Saved data entries:
########################################

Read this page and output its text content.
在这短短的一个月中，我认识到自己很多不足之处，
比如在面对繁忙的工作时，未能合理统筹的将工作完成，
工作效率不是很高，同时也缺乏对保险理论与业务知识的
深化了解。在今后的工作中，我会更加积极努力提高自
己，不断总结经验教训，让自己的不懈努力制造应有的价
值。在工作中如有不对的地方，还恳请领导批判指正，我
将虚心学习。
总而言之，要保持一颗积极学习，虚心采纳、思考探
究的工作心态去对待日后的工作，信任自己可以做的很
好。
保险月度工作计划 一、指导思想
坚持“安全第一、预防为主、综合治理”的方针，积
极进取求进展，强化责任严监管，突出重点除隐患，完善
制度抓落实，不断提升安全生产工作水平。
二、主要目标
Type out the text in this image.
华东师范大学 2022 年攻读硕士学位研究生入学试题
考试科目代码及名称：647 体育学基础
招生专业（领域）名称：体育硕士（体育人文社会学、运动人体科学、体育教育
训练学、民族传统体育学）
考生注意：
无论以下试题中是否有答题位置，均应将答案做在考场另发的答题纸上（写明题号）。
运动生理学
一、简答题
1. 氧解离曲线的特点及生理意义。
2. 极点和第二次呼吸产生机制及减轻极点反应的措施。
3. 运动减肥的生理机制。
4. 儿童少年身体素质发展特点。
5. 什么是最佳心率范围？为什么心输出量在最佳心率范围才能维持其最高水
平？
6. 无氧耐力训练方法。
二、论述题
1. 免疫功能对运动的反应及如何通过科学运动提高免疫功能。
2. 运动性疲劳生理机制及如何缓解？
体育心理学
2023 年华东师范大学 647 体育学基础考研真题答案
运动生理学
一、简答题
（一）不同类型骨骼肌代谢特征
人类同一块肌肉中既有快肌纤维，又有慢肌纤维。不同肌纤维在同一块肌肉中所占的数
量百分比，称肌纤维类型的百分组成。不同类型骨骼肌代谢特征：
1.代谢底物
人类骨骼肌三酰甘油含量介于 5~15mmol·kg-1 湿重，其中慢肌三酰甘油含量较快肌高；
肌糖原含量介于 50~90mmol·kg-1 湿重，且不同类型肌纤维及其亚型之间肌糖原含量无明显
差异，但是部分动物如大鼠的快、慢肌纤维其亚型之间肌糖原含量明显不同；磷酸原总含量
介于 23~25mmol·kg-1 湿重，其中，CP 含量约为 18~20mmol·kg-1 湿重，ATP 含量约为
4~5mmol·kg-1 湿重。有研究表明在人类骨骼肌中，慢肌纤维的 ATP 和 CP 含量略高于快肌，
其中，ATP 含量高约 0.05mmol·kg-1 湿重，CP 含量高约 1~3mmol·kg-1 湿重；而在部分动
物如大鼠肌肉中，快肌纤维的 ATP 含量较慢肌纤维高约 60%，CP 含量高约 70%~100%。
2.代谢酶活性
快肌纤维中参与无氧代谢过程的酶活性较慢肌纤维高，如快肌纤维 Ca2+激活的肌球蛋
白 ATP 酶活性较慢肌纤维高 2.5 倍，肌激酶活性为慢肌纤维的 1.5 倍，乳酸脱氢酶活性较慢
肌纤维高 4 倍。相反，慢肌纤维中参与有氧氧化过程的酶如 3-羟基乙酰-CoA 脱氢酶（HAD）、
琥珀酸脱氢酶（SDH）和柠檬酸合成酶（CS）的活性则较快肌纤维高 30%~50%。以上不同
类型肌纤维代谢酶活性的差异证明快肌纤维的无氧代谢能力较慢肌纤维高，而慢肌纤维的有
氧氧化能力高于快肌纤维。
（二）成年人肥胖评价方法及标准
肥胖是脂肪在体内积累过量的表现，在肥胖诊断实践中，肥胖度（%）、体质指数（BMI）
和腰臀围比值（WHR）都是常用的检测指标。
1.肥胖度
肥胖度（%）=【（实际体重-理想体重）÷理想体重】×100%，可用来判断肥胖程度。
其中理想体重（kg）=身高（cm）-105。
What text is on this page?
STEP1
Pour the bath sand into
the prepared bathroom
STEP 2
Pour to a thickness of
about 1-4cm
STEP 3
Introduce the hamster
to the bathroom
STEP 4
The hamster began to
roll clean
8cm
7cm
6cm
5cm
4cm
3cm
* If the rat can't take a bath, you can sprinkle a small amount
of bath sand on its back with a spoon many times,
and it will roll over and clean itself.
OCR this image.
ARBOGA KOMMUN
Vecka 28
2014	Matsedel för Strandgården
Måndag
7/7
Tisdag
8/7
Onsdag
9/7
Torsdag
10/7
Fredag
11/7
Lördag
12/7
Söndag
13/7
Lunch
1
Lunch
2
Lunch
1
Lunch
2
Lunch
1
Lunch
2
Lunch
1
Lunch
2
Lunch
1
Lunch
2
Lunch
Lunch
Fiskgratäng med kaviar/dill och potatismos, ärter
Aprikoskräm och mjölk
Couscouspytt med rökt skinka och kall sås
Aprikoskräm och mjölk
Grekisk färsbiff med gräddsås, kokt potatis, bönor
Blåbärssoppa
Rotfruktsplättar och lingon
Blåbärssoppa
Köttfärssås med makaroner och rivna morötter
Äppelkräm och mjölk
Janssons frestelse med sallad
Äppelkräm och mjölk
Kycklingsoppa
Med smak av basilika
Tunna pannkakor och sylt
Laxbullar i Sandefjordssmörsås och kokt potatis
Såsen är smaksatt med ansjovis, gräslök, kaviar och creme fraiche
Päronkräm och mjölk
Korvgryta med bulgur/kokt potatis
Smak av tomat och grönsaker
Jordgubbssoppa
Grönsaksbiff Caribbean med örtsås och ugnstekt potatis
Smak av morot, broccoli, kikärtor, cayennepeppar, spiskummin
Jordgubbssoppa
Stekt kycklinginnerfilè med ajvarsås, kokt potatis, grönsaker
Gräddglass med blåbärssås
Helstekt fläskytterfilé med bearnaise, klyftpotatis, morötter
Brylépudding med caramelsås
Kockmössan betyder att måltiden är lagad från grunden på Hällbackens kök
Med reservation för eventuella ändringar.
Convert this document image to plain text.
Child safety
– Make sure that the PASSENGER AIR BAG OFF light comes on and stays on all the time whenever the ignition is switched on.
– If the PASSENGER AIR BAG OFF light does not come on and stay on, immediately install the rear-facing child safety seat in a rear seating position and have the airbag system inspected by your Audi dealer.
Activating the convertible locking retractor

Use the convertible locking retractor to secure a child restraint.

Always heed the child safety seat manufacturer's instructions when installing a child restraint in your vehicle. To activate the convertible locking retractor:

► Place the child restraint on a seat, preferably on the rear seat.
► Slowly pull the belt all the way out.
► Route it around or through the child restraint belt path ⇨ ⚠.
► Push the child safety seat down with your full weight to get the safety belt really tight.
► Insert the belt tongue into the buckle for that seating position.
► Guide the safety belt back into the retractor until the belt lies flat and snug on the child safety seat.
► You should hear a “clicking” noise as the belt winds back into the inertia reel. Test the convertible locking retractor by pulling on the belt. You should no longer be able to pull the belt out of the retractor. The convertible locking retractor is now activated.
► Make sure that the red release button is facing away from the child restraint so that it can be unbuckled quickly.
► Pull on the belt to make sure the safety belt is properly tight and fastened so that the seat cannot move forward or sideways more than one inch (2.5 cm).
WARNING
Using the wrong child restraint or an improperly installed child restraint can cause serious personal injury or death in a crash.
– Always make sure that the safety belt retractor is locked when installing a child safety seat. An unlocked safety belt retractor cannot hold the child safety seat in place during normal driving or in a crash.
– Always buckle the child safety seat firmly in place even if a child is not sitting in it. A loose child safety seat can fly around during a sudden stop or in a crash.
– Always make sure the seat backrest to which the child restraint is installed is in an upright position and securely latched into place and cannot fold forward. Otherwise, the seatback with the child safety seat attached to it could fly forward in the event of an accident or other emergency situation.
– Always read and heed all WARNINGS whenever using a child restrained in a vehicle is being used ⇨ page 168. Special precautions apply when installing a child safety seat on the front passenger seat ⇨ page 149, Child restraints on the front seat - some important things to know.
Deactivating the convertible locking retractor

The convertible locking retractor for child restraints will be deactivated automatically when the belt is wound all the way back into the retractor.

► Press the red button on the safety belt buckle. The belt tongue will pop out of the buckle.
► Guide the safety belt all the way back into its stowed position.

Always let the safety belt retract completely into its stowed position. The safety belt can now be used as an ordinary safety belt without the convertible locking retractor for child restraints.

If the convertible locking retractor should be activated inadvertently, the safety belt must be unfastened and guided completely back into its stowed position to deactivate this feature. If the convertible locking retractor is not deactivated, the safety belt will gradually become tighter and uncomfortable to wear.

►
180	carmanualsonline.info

########################################

Exercise task: Scan the records above for the string "forward", then select every line that holds it.

Written solution:
► Pull on the belt to make sure the safety belt is properly tight and fastened so that the seat cannot move forward or sideways more than one inch (2.5 cm).
– Always make sure the seat backrest to which the child restraint is installed is in an upright position and securely latched into place and cannot fold forward. Otherwise, the seatback with the child safety seat attached to it could fly forward in the event of an accident or other emergency situation.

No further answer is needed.